╭──
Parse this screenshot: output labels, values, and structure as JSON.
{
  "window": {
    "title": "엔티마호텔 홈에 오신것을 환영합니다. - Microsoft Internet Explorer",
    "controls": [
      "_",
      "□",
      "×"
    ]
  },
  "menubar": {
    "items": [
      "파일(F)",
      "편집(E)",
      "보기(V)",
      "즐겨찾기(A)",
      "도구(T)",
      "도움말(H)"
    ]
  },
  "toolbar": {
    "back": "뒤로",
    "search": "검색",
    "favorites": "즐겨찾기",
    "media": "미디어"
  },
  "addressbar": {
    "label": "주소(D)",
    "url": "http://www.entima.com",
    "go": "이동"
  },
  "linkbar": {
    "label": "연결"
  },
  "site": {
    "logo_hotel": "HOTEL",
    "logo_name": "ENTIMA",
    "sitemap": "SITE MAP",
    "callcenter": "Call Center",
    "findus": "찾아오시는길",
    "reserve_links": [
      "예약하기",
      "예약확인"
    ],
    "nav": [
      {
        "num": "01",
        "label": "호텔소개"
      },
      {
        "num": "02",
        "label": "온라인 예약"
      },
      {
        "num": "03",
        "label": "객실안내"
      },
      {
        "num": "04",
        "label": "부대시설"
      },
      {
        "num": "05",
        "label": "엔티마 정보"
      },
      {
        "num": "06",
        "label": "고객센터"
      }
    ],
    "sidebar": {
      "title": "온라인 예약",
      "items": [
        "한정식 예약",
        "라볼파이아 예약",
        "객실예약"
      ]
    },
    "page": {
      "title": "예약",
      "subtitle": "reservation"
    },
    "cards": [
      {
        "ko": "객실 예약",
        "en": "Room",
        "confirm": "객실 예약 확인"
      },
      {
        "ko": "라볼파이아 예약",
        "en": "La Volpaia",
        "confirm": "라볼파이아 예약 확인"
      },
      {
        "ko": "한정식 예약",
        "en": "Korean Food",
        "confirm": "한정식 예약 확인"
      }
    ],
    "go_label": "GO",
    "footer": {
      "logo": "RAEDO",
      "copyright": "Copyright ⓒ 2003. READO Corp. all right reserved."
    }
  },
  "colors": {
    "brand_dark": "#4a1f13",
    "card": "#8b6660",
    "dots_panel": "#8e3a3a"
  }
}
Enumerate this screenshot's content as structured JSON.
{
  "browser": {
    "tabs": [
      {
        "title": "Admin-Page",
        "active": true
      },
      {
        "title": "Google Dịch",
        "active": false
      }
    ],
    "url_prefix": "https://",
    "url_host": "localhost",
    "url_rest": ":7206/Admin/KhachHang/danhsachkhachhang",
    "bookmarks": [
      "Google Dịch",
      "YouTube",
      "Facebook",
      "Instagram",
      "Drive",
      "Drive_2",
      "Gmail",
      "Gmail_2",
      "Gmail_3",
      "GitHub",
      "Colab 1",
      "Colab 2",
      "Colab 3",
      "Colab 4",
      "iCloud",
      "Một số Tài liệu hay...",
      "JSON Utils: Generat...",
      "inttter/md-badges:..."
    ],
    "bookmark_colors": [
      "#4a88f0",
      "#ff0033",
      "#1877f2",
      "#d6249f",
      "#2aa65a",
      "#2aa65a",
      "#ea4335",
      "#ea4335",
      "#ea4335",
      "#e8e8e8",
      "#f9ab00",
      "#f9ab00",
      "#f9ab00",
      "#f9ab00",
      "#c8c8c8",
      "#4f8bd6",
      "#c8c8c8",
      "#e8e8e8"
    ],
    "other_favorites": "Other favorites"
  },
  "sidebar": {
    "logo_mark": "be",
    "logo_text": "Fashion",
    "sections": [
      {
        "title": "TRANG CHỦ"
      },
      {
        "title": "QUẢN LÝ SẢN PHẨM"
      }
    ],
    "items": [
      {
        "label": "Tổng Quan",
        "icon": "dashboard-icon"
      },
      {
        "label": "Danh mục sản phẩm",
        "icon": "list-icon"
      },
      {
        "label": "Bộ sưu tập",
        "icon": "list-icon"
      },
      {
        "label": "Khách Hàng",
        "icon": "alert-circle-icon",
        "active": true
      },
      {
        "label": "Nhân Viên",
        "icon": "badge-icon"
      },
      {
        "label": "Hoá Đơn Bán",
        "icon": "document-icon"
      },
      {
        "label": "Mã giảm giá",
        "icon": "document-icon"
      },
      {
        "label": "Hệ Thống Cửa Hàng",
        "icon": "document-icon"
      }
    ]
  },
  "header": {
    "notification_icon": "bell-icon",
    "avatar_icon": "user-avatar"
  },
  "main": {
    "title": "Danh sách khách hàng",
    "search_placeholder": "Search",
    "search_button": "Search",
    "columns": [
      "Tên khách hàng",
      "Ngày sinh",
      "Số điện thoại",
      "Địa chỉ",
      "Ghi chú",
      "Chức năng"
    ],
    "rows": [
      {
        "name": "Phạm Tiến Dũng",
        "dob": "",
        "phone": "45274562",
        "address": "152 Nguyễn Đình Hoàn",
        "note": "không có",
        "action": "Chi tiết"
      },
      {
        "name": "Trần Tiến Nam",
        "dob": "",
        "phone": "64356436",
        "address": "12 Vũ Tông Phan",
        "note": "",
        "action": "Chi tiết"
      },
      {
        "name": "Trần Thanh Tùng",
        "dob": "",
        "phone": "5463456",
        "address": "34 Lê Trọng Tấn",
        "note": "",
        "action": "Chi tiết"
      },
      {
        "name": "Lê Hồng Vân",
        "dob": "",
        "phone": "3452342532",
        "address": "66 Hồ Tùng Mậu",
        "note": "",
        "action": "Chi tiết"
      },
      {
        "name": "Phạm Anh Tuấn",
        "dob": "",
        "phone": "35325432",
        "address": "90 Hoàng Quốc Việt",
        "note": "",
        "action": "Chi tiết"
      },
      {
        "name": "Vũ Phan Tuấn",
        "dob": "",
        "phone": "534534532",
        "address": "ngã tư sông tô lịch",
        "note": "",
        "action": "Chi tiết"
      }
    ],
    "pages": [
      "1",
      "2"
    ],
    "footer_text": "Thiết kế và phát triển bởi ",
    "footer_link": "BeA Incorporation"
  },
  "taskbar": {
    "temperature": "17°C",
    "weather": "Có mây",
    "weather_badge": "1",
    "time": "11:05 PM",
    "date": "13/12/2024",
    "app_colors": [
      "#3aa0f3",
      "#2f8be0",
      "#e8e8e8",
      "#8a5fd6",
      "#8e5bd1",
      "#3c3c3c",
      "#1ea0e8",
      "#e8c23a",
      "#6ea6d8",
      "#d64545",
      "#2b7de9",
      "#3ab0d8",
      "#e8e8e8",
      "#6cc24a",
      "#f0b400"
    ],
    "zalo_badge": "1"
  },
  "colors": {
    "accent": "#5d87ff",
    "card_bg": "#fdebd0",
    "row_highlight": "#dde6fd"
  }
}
╰──
**CHALLENGE**
Indicate how many lines of the material contain the string "JSON", giving the number and nothing more.

**TASK RESPONSE**
3